Your instructions
Copy out each line exactly; pictures stay out of the copy.

Exercise materials
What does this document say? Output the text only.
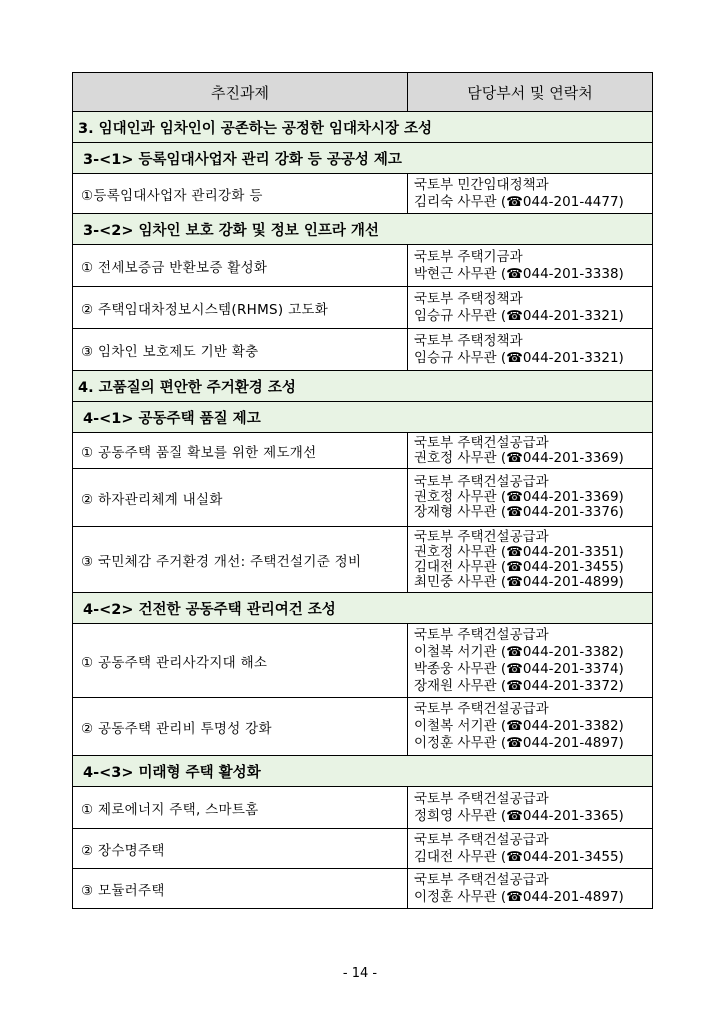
추진과제	담당부서 및 연락처
3. 임대인과 임차인이 공존하는 공정한 임대차시장 조성	
3-<1> 등록임대사업자 관리 강화 등 공공성 제고	
①등록임대사업자 관리강화 등	국토부 민간임대정책과
김리숙 사무관 (☎044-201-4477)

3-<2> 임차인 보호 강화 및 정보 인프라 개선	
① 전세보증금 반환보증 활성화	국토부 주택기금과
박현근 사무관 (☎044-201-3338)

② 주택임대차정보시스템(RHMS) 고도화	국토부 주택정책과
임승규 사무관 (☎044-201-3321)

③ 임차인 보호제도 기반 확충	국토부 주택정책과
임승규 사무관 (☎044-201-3321)

4. 고품질의 편안한 주거환경 조성	
4-<1> 공동주택 품질 제고	
① 공동주택 품질 확보를 위한 제도개선	국토부 주택건설공급과
권호정 사무관 (☎044-201-3369)

② 하자관리체계 내실화	국토부 주택건설공급과
권호정 사무관 (☎044-201-3369)
장재형 사무관 (☎044-201-3376)

③ 국민체감 주거환경 개선: 주택건설기준 정비	국토부 주택건설공급과
권호정 사무관 (☎044-201-3351)
김대전 사무관 (☎044-201-3455)
최민중 사무관 (☎044-201-4899)

4-<2> 건전한 공동주택 관리여건 조성	
① 공동주택 관리사각지대 해소	국토부 주택건설공급과
이철복 서기관 (☎044-201-3382)
박종웅 사무관 (☎044-201-3374)
장재원 사무관 (☎044-201-3372)

② 공동주택 관리비 투명성 강화	국토부 주택건설공급과
이철복 서기관 (☎044-201-3382)
이정훈 사무관 (☎044-201-4897)

4-<3> 미래형 주택 활성화	
① 제로에너지 주택, 스마트홈	국토부 주택건설공급과
정희영 사무관 (☎044-201-3365)

② 장수명주택	국토부 주택건설공급과
김대전 사무관 (☎044-201-3455)

③ 모듈러주택	국토부 주택건설공급과
이정훈 사무관 (☎044-201-4897)
- 14 -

Final result
What does this document say? Output the text only.
추진과제	담당부서 및 연락처
3. 임대인과 임차인이 공존하는 공정한 임대차시장 조성	
3-<1> 등록임대사업자 관리 강화 등 공공성 제고	
①등록임대사업자 관리강화 등	국토부 민간임대정책과
김리숙 사무관 (☎044-201-4477)

3-<2> 임차인 보호 강화 및 정보 인프라 개선	
① 전세보증금 반환보증 활성화	국토부 주택기금과
박현근 사무관 (☎044-201-3338)

② 주택임대차정보시스템(RHMS) 고도화	국토부 주택정책과
임승규 사무관 (☎044-201-3321)

③ 임차인 보호제도 기반 확충	국토부 주택정책과
임승규 사무관 (☎044-201-3321)

4. 고품질의 편안한 주거환경 조성	
4-<1> 공동주택 품질 제고	
① 공동주택 품질 확보를 위한 제도개선	국토부 주택건설공급과
권호정 사무관 (☎044-201-3369)

② 하자관리체계 내실화	국토부 주택건설공급과
권호정 사무관 (☎044-201-3369)
장재형 사무관 (☎044-201-3376)

③ 국민체감 주거환경 개선: 주택건설기준 정비	국토부 주택건설공급과
권호정 사무관 (☎044-201-3351)
김대전 사무관 (☎044-201-3455)
최민중 사무관 (☎044-201-4899)

4-<2> 건전한 공동주택 관리여건 조성	
① 공동주택 관리사각지대 해소	국토부 주택건설공급과
이철복 서기관 (☎044-201-3382)
박종웅 사무관 (☎044-201-3374)
장재원 사무관 (☎044-201-3372)

② 공동주택 관리비 투명성 강화	국토부 주택건설공급과
이철복 서기관 (☎044-201-3382)
이정훈 사무관 (☎044-201-4897)

4-<3> 미래형 주택 활성화	
① 제로에너지 주택, 스마트홈	국토부 주택건설공급과
정희영 사무관 (☎044-201-3365)

② 장수명주택	국토부 주택건설공급과
김대전 사무관 (☎044-201-3455)

③ 모듈러주택	국토부 주택건설공급과
이정훈 사무관 (☎044-201-4897)
- 14 -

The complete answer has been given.